Go through the listing below and list every line with "image".

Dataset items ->
********

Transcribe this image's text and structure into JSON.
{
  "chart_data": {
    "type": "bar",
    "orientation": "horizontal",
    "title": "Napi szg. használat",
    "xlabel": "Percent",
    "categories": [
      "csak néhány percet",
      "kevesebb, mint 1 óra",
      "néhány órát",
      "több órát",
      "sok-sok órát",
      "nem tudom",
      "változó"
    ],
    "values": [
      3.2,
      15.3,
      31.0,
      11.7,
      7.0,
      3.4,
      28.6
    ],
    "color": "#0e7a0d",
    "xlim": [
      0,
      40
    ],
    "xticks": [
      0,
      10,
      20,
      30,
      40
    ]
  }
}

********

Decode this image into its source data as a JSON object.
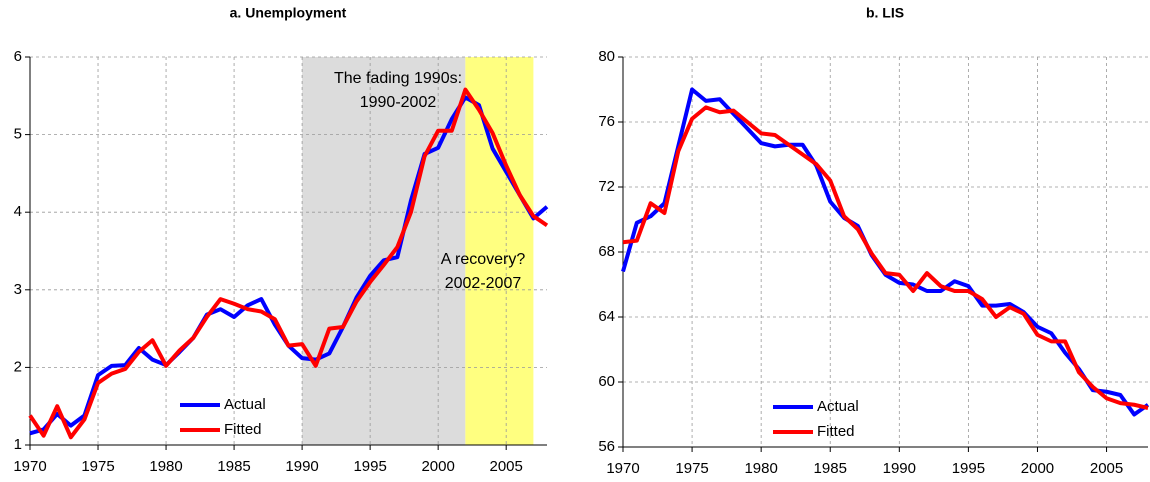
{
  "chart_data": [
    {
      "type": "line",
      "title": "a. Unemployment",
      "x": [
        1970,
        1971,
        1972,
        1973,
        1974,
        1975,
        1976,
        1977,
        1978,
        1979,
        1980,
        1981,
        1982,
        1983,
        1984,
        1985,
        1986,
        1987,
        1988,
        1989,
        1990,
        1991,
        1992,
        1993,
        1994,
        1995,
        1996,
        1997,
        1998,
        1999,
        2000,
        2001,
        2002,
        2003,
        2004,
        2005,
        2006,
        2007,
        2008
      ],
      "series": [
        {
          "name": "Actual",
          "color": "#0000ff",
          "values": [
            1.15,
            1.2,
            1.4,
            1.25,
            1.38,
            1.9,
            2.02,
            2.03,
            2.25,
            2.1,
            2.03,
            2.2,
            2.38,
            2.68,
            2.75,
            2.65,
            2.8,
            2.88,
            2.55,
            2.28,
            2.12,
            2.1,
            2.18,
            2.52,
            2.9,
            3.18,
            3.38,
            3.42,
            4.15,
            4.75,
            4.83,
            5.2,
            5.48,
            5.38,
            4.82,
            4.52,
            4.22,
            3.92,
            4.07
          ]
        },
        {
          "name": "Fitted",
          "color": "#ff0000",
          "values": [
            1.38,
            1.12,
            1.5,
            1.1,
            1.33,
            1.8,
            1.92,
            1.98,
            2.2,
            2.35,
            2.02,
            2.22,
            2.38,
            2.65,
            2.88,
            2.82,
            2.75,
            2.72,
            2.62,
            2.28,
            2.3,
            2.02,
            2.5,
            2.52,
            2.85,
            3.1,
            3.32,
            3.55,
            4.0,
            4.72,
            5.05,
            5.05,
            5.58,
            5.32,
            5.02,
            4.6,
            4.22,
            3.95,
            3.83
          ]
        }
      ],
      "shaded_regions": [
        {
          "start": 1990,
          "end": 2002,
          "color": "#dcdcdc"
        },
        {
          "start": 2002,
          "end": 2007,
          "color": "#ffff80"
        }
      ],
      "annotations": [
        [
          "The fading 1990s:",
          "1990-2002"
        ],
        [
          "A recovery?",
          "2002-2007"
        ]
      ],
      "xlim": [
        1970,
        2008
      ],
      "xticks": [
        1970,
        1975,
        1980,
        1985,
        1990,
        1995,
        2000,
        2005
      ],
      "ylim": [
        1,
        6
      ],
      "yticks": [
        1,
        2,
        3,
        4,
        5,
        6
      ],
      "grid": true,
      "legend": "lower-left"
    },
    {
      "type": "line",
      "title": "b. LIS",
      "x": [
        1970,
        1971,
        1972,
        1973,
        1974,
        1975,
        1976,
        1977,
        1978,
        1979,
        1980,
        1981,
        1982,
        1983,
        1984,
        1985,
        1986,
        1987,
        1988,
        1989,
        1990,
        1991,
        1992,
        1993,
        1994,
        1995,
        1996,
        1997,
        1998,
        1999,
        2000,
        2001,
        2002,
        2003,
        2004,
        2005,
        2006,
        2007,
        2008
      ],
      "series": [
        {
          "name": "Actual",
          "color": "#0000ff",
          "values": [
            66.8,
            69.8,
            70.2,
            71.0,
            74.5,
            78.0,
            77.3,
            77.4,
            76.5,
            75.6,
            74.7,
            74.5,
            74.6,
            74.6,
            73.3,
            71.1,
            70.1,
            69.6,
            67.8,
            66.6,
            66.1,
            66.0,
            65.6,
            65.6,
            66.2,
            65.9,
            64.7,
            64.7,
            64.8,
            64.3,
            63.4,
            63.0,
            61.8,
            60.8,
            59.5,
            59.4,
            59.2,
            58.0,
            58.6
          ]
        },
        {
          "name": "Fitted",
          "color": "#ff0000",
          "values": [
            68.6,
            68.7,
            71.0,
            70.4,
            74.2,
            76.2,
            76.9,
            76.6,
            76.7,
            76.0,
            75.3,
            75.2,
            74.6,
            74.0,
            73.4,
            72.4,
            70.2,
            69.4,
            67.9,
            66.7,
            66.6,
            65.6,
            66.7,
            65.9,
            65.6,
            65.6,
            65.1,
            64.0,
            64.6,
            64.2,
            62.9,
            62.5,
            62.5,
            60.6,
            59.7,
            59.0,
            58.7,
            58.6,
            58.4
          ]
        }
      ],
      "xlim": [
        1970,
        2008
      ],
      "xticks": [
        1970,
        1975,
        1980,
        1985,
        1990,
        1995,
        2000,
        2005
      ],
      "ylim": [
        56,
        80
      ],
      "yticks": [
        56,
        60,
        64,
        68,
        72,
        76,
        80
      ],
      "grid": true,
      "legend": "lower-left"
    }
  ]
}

********

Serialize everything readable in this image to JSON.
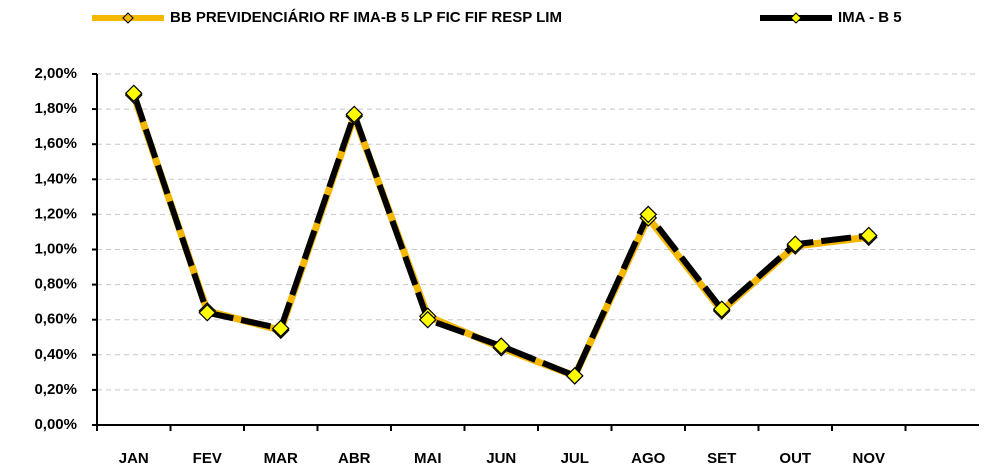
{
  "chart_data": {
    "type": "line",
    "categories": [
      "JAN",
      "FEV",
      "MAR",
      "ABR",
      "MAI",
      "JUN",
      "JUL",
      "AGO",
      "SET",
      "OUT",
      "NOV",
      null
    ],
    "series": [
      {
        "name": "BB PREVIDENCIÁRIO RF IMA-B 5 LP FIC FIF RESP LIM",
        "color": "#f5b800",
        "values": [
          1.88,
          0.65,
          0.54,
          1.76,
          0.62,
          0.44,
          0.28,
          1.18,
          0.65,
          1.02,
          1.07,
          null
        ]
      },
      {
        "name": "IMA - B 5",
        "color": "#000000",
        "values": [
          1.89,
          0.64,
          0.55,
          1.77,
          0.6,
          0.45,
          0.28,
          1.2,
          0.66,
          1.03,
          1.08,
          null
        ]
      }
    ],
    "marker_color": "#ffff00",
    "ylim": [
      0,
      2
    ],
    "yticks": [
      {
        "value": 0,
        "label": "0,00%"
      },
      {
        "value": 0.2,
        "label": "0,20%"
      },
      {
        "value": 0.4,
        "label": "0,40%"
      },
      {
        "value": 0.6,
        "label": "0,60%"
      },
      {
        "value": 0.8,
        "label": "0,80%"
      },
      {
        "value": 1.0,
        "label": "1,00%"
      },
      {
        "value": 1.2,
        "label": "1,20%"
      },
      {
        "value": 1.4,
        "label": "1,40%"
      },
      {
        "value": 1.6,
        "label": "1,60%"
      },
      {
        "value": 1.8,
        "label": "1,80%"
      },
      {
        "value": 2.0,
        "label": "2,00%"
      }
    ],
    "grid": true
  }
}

********

REPLY TO THE TASK ->
Transcribe this image's text and structure into JSON.
Decode this image into its source data as a JSON object.
Serialize everything readable in this image to JSON.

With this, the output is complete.